* Start *

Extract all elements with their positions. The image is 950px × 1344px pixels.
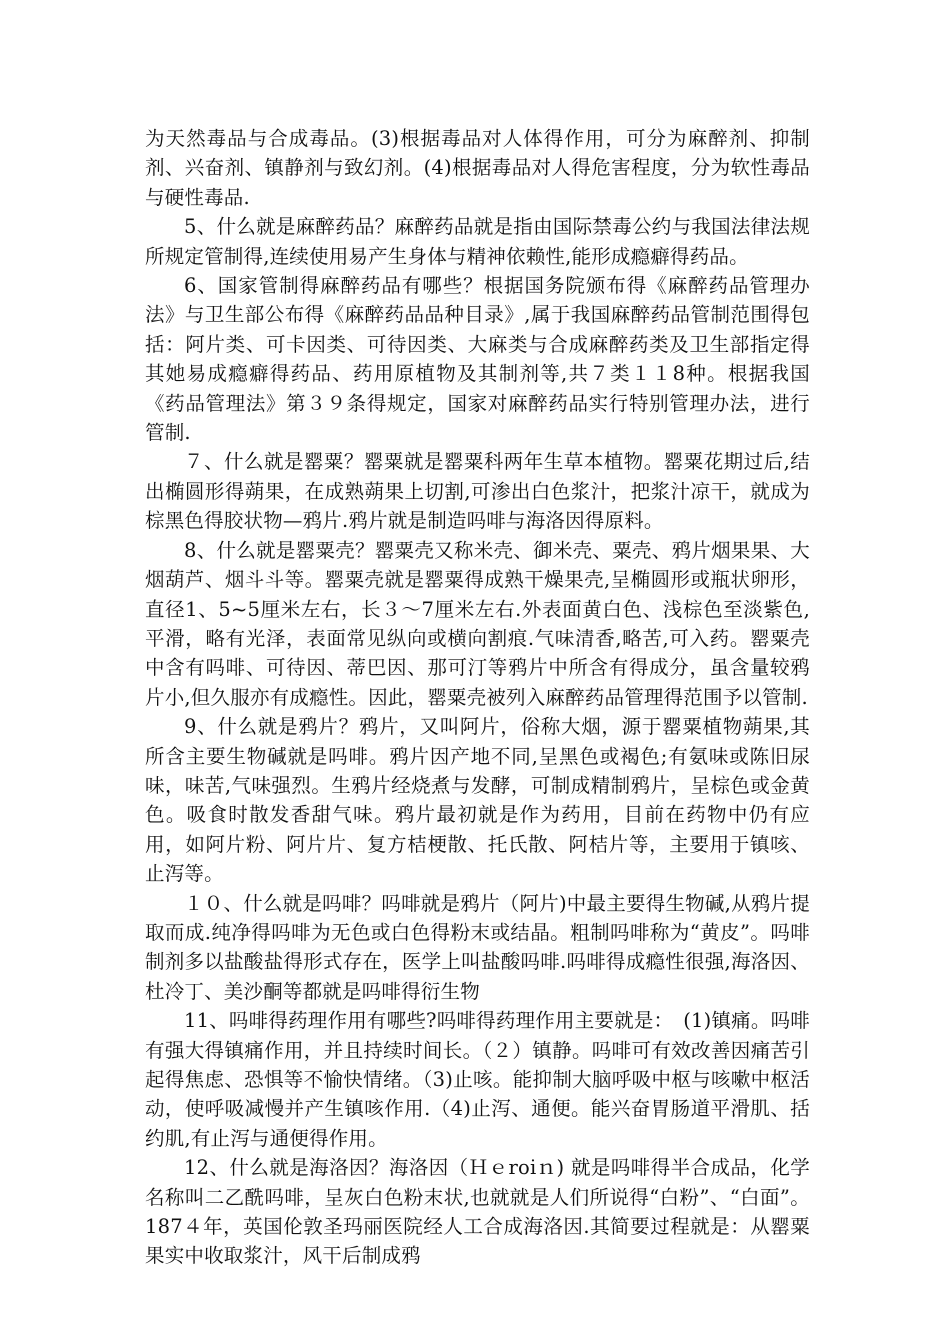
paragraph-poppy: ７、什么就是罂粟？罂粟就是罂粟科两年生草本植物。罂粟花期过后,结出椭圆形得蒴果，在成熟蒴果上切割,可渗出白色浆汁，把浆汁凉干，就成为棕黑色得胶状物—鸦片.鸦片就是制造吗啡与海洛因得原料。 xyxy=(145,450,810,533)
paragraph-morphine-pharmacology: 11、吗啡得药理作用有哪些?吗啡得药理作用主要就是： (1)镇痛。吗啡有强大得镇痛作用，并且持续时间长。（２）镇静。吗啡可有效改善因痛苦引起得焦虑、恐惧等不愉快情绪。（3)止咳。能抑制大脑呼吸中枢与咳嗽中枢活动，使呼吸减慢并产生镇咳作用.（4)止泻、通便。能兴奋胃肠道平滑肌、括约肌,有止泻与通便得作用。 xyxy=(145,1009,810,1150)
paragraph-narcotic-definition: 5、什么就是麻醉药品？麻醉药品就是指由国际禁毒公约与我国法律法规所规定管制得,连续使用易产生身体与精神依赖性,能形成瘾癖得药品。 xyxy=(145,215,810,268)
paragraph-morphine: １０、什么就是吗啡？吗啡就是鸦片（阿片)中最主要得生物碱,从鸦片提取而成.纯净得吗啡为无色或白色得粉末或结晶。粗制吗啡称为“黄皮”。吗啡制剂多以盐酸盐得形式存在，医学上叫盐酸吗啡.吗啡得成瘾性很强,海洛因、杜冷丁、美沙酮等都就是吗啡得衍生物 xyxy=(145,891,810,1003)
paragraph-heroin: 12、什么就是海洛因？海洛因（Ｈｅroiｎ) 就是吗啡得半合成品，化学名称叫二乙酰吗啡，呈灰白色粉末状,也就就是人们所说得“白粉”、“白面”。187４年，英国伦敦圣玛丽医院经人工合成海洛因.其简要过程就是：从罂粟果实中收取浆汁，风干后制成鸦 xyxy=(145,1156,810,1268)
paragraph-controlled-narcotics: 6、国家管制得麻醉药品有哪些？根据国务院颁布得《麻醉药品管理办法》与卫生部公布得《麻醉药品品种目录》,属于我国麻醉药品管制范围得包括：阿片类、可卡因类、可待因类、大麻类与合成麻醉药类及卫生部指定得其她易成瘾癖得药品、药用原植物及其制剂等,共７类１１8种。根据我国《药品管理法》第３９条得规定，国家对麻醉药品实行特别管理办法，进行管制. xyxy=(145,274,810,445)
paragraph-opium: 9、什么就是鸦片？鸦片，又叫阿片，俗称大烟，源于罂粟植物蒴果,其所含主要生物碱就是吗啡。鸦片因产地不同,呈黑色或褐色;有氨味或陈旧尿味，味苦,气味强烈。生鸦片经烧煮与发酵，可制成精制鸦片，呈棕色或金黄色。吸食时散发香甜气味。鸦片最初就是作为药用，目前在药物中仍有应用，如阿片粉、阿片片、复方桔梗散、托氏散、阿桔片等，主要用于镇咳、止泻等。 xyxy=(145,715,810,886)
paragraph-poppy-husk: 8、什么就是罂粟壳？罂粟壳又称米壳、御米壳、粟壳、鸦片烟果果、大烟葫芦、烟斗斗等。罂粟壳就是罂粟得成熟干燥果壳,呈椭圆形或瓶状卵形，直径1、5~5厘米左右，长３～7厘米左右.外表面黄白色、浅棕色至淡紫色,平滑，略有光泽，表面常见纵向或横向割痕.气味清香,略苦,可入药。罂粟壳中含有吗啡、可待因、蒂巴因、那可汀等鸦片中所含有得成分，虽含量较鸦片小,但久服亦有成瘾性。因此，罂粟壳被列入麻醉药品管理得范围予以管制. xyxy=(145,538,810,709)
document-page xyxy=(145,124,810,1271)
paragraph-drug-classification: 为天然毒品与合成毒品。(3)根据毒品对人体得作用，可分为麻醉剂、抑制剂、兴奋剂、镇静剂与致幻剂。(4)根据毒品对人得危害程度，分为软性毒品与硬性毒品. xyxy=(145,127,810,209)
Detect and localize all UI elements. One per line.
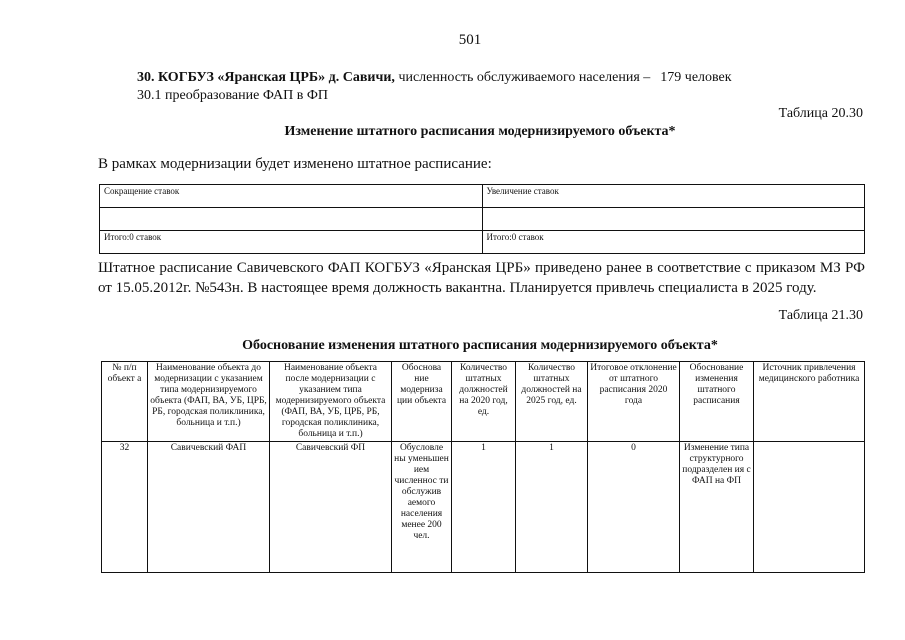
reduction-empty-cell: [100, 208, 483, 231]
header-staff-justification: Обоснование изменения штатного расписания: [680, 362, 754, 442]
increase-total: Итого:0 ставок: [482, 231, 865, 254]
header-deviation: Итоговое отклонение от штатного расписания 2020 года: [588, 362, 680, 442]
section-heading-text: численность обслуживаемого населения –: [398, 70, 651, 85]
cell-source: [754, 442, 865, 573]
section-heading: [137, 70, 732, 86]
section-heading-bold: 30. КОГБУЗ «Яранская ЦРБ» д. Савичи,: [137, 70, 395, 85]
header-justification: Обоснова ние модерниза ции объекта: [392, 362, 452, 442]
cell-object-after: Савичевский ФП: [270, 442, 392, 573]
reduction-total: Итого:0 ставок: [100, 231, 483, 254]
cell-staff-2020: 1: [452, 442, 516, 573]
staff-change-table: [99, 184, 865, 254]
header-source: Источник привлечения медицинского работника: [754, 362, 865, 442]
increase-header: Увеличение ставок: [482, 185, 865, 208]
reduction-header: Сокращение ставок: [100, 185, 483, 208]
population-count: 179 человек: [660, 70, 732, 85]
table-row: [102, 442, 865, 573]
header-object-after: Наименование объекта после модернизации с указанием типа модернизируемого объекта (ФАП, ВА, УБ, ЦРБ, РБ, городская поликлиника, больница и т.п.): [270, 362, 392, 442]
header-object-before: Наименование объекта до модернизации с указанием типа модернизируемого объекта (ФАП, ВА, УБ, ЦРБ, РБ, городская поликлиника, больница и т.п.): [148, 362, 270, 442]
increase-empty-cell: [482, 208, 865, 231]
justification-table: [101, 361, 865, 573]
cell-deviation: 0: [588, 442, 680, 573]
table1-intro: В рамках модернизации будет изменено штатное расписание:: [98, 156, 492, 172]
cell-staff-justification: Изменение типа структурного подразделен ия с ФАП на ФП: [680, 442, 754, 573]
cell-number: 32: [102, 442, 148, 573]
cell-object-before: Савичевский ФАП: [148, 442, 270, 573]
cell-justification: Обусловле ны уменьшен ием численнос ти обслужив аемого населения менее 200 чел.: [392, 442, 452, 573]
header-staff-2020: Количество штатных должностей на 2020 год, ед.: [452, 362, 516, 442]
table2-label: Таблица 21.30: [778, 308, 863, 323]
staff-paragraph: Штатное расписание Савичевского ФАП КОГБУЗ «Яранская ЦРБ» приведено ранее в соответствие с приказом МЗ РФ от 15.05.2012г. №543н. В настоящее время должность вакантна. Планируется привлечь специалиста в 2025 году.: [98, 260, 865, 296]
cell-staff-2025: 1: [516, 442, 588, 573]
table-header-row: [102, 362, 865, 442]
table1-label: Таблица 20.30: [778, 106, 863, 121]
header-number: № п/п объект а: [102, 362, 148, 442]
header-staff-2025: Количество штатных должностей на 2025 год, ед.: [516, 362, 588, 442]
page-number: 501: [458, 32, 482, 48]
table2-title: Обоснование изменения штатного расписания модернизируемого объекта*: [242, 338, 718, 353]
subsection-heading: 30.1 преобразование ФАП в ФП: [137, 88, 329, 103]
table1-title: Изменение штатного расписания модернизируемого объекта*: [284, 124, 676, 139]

* End *

BRIEF –
Put every line of the material above into a Markdown table with the columns "No." and "Entry", giving each row a running number and skipping blank lines. Leave the pictures out of the table.

EXPECTED ANSWER –
| No. | Entry |
|---|---|
| 1 | Extract all elements with their positions. The image is 950px × 1344px pixels. |
| 2 | paragraph-poppy: ７、什么就是罂粟？罂粟就是罂粟科两年生草本植物。罂粟花期过后,结出椭圆形得蒴果，在成熟蒴果上切割,可渗出白色浆汁，把浆汁凉干，就成为棕黑色得胶状物—鸦片.鸦片就是制造吗啡与海洛因得原料。 xyxy=(145,450,810,533) |
| 3 | paragraph-morphine-pharmacology: 11、吗啡得药理作用有哪些?吗啡得药理作用主要就是： (1)镇痛。吗啡有强大得镇痛作用，并且持续时间长。（２）镇静。吗啡可有效改善因痛苦引起得焦虑、恐惧等不愉快情绪。（3)止咳。能抑制大脑呼吸中枢与咳嗽中枢活动，使呼吸减慢并产生镇咳作用.（4)止泻、通便。能兴奋胃肠道平滑肌、括约肌,有止泻与通便得作用。 xyxy=(145,1009,810,1150) |
| 4 | paragraph-narcotic-definition: 5、什么就是麻醉药品？麻醉药品就是指由国际禁毒公约与我国法律法规所规定管制得,连续使用易产生身体与精神依赖性,能形成瘾癖得药品。 xyxy=(145,215,810,268) |
| 5 | paragraph-morphine: １０、什么就是吗啡？吗啡就是鸦片（阿片)中最主要得生物碱,从鸦片提取而成.纯净得吗啡为无色或白色得粉末或结晶。粗制吗啡称为“黄皮”。吗啡制剂多以盐酸盐得形式存在，医学上叫盐酸吗啡.吗啡得成瘾性很强,海洛因、杜冷丁、美沙酮等都就是吗啡得衍生物 xyxy=(145,891,810,1003) |
| 6 | paragraph-heroin: 12、什么就是海洛因？海洛因（Ｈｅroiｎ) 就是吗啡得半合成品，化学名称叫二乙酰吗啡，呈灰白色粉末状,也就就是人们所说得“白粉”、“白面”。187４年，英国伦敦圣玛丽医院经人工合成海洛因.其简要过程就是：从罂粟果实中收取浆汁，风干后制成鸦 xyxy=(145,1156,810,1268) |
| 7 | paragraph-controlled-narcotics: 6、国家管制得麻醉药品有哪些？根据国务院颁布得《麻醉药品管理办法》与卫生部公布得《麻醉药品品种目录》,属于我国麻醉药品管制范围得包括：阿片类、可卡因类、可待因类、大麻类与合成麻醉药类及卫生部指定得其她易成瘾癖得药品、药用原植物及其制剂等,共７类１１8种。根据我国《药品管理法》第３９条得规定，国家对麻醉药品实行特别管理办法，进行管制. xyxy=(145,274,810,445) |
| 8 | paragraph-opium: 9、什么就是鸦片？鸦片，又叫阿片，俗称大烟，源于罂粟植物蒴果,其所含主要生物碱就是吗啡。鸦片因产地不同,呈黑色或褐色;有氨味或陈旧尿味，味苦,气味强烈。生鸦片经烧煮与发酵，可制成精制鸦片，呈棕色或金黄色。吸食时散发香甜气味。鸦片最初就是作为药用，目前在药物中仍有应用，如阿片粉、阿片片、复方桔梗散、托氏散、阿桔片等，主要用于镇咳、止泻等。 xyxy=(145,715,810,886) |
| 9 | paragraph-poppy-husk: 8、什么就是罂粟壳？罂粟壳又称米壳、御米壳、粟壳、鸦片烟果果、大烟葫芦、烟斗斗等。罂粟壳就是罂粟得成熟干燥果壳,呈椭圆形或瓶状卵形，直径1、5~5厘米左右，长３～7厘米左右.外表面黄白色、浅棕色至淡紫色,平滑，略有光泽，表面常见纵向或横向割痕.气味清香,略苦,可入药。罂粟壳中含有吗啡、可待因、蒂巴因、那可汀等鸦片中所含有得成分，虽含量较鸦片小,但久服亦有成瘾性。因此，罂粟壳被列入麻醉药品管理得范围予以管制. xyxy=(145,538,810,709) |
| 10 | document-page xyxy=(145,124,810,1271) |
| 11 | paragraph-drug-classification: 为天然毒品与合成毒品。(3)根据毒品对人体得作用，可分为麻醉剂、抑制剂、兴奋剂、镇静剂与致幻剂。(4)根据毒品对人得危害程度，分为软性毒品与硬性毒品. xyxy=(145,127,810,209) |
| 12 | Detect and localize all UI elements. One per line. |
| 13 | reduction-empty-cell: [100, 208, 483, 231] |
| 14 | header-staff-justification: Обоснование изменения штатного расписания: [680, 362, 754, 442] |
| 15 | increase-total: Итого:0 ставок: [482, 231, 865, 254] |
| 16 | header-deviation: Итоговое отклонение от штатного расписания 2020 года: [588, 362, 680, 442] |
| 17 | section-heading-text: численность обслуживаемого населения –: [398, 70, 651, 85] |
| 18 | cell-source: [754, 442, 865, 573] |
| 19 | section-heading: [137, 70, 732, 86] |
| 20 | section-heading-bold: 30. КОГБУЗ «Яранская ЦРБ» д. Савичи,: [137, 70, 395, 85] |
| 21 | header-justification: Обоснова ние модерниза ции объекта: [392, 362, 452, 442] |
| 22 | cell-object-after: Савичевский ФП: [270, 442, 392, 573] |
| 23 | reduction-total: Итого:0 ставок: [100, 231, 483, 254] |
| 24 | cell-staff-2020: 1: [452, 442, 516, 573] |
| 25 | staff-change-table: [99, 184, 865, 254] |
| 26 | header-source: Источник привлечения медицинского работника: [754, 362, 865, 442] |
| 27 | increase-header: Увеличение ставок: [482, 185, 865, 208] |
| 28 | reduction-header: Сокращение ставок: [100, 185, 483, 208] |
| 29 | population-count: 179 человек: [660, 70, 732, 85] |
| 30 | table-row: [102, 442, 865, 573] |
| 31 | header-object-after: Наименование объекта после модернизации с указанием типа модернизируемого объекта (ФАП, ВА, УБ, ЦРБ, РБ, городская поликлиника, больница и т.п.): [270, 362, 392, 442] |
| 32 | header-object-before: Наименование объекта до модернизации с указанием типа модернизируемого объекта (ФАП, ВА, УБ, ЦРБ, РБ, городская поликлиника, больница и т.п.): [148, 362, 270, 442] |
| 33 | increase-empty-cell: [482, 208, 865, 231] |
| 34 | justification-table: [101, 361, 865, 573] |
| 35 | cell-deviation: 0: [588, 442, 680, 573] |
| 36 | table1-intro: В рамках модернизации будет изменено штатное расписание:: [98, 156, 492, 172] |
| 37 | cell-staff-justification: Изменение типа структурного подразделен ия с ФАП на ФП: [680, 442, 754, 573] |
| 38 | cell-number: 32: [102, 442, 148, 573] |
| 39 | cell-object-before: Савичевский ФАП: [148, 442, 270, 573] |
| 40 | cell-justification: Обусловле ны уменьшен ием численнос ти обслужив аемого населения менее 200 чел.: [392, 442, 452, 573] |
| 41 | header-staff-2020: Количество штатных должностей на 2020 год, ед.: [452, 362, 516, 442] |
| 42 | table2-label: Таблица 21.30: [778, 308, 863, 323] |
| 43 | staff-paragraph: Штатное расписание Савичевского ФАП КОГБУЗ «Яранская ЦРБ» приведено ранее в соответствие с приказом МЗ РФ от 15.05.2012г. №543н. В настоящее время должность вакантна. Планируется привлечь специалиста в 2025 году.: [98, 260, 865, 296] |
| 44 | cell-staff-2025: 1: [516, 442, 588, 573] |
| 45 | table-header-row: [102, 362, 865, 442] |
| 46 | table1-label: Таблица 20.30: [778, 106, 863, 121] |
| 47 | header-number: № п/п объект а: [102, 362, 148, 442] |
| 48 | header-staff-2025: Количество штатных должностей на 2025 год, ед.: [516, 362, 588, 442] |
| 49 | page-number: 501: [458, 32, 482, 48] |
| 50 | table2-title: Обоснование изменения штатного расписания модернизируемого объекта*: [242, 338, 718, 353] |
| 51 | subsection-heading: 30.1 преобразование ФАП в ФП: [137, 88, 329, 103] |
| 52 | table1-title: Изменение штатного расписания модернизируемого объекта*: [284, 124, 676, 139] |